- **Reading text**:

####################

What got me here was one question. What kept me here was hope.
A few years ago I was working at camp. Someone asked me a question that I really believe changed it all.
What would you do if you didn’t have to worry about money?
I was speechless. Really, I had no answer and I was embarrassed. I mean who doesn’t have dreams? So it got me thinking.
To answer it I asked myself some of these things:
What do I love?
What am I good at?
What have I done in the past?
What do others see in me?
What do I hate?
What do I see that I can’t stand?
And with time, something began to take shape. I love kids. I really do. I love their innocence, joy, fearless nature, and ability to bounce back from hardships. I hate when their trust is broken and their innocence is defiled.
I began to look. When I looked, my eyes were open to realities that still make my stomach hurt.
I found Adventures in Missions through a general internet search and knew. I thought to myself, now or never.
Five months later I boarded a plane to Kolkota ready to work and love in a boys home/orphanage. God had let me know that even though money was something I worried about it’s not something he does. So I went.
Three months of sweating, laughing, crying, and playing with the cutest kids I’ve ever known had gone by. The end of my time in India was coming and I had this panicky feeling. I didn’t want to leave anything undone. I had said yes to God when I got on the plane and I wanted to end my time there the same way.
So when he put it on my heart to go to a hospital and pray over sick people, I did it. Even though I had absolutely no idea what I was doing, I did it.
I walked into this hospital with my team and immediately found it difficult to breath. I sucked in air through my mouth because the smell was so bad. I forced my feet to lead me up the stairs to the pediatric ward when all I wanted to do was run the other way. It was all I could do to keep my face smooth instead of wrinkled from grief. It was dark and damp and dirty. I kept thinking the only way anyone comes here is that they absolutely have no other option.
I made it to the room where we would be allowed to pray but all I could do was stare. My teammate budged me and whispered something like
You were the one who pushed for us to come here today, go.
But I couldn’t go. How could I? There were a hundred little faces looking at me, waiting. Waiting, for what though? Healing… Jesus… a teddy bear? Could I even give them any of that?

####################

- **Stored data entries**:
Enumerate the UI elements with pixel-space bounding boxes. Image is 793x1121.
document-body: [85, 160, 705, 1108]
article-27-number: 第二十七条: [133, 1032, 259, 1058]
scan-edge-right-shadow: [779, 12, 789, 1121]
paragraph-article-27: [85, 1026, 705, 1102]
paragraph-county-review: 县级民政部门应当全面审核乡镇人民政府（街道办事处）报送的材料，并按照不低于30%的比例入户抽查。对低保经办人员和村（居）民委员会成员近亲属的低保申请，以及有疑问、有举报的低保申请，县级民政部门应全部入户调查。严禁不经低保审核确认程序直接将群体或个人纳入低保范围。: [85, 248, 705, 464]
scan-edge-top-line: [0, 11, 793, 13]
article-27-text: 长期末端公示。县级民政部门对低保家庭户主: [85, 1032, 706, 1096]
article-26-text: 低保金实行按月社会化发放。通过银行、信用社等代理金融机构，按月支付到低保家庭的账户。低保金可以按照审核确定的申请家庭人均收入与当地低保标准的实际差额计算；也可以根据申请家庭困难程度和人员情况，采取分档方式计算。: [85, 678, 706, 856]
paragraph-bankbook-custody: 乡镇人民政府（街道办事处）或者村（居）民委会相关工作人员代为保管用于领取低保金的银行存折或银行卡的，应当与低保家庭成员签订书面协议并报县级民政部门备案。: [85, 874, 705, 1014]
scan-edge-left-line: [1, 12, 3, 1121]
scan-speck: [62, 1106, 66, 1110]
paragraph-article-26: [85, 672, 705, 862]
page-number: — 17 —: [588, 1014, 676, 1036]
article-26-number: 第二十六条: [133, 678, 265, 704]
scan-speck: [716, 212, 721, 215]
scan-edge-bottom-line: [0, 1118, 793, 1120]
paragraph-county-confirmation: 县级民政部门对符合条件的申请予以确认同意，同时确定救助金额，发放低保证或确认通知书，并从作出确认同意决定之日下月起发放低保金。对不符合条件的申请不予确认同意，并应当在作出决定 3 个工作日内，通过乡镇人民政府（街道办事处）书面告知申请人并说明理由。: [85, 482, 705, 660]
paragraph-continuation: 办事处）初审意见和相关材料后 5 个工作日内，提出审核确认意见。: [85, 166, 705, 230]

####################

- **Task 1**: Do these statements agree with the mission-trip story? (a) The writer found Adventures in Missions through a general internet search. (b) The writer boarded the plane to Kolkota one month later. (c) The pediatric ward was up the stairs. For each one, answer yes or no and quote the words of the story that decide it.
- **Task 2**: Update the mission-trip story from "What would you" to "in the past?", replacing "money" with "bills".
- **Task 3**: Write what comes next in the mission-trip story, continuing from its last sentence.

- **Output 1**:
(a) Yes: "I found Adventures in Missions through a general internet search"
(b) No: "Five months later I boarded a plane to Kolkota"
(c) Yes: "I forced my feet to lead me up the stairs to the pediatric ward"

- **Output 2**:
What would you do if you didn’t have to worry about bills?
I was speechless. Really, I had no answer and I was embarrassed. I mean who doesn’t have dreams? So it got me thinking.
To answer it I asked myself some of these things:
What do I love?
What am I good at?
What have I done in the past?

- **Output 3**:
Honestly I just couldn’t stand them staring at me any longer so I started to move. In each bed there were two patients. With each patient was a parent. With four to a bed and a room packed with beds I had no idea where to start so I picked the one that looked the most sick.
I began to talk with the mother who told me a little about herself and her daughter. This little girl of maybe two or three had gotten into some household cleaners and was poisoned. The doctor walked by and said in passing that if she didn’t show improvement in the next 48 hours she wouldn’t survive.
I looked into the mothers eyes and saw her desperation and exhaustion. Without waiting another second I asked if I could pray.
With that, she looked at me and began to weep. She took my hands into hers and held them to her face. She rocked back and forth and wept. She completely fell apart at the seams when I offered her hope. In my own nervousness I had completely forgotten Jesus. I didn’t even mention his name or tell her who my God is. But when she heard that there might be hope, she lost it.
The tiniest sliver of hope was more than she could bear.
It reminds me of Job 14…
“For there is hope for a tree,
If it is cut down, that it will sprout again,
And that its tender shoots will not cease.
Though its root may grow old in the earth,
And its stump may die in the ground,
Yet at the scent of water it will bud
And bring forth branches like a plant.”
In this verse, the water had not yet come. It only smelled like rain. The hope that it might rain brought the tree back to life.
It was the thought that there could be hope for her daughter.
This hope holds power. It’s a hope that will bring grown men to their knees. It will keep the lost looking for a way out.
Because there’s hope, I go.
This is the part of World Race blogs I always check out at too. But please. So many generous donations have been given but there is still a need.
I’m 43% funded! Praise God, there is still time for you to join me. If you feel called to share hope but aren’t able to go, you can still do it by giving. Giving doesn’t feel glamorous or exciting but…
It IS valuable
It IS a blessing
It IS responding to Jesus
It IS sharing hope
To give, there is a link on the left side of the screen that says “Support Me”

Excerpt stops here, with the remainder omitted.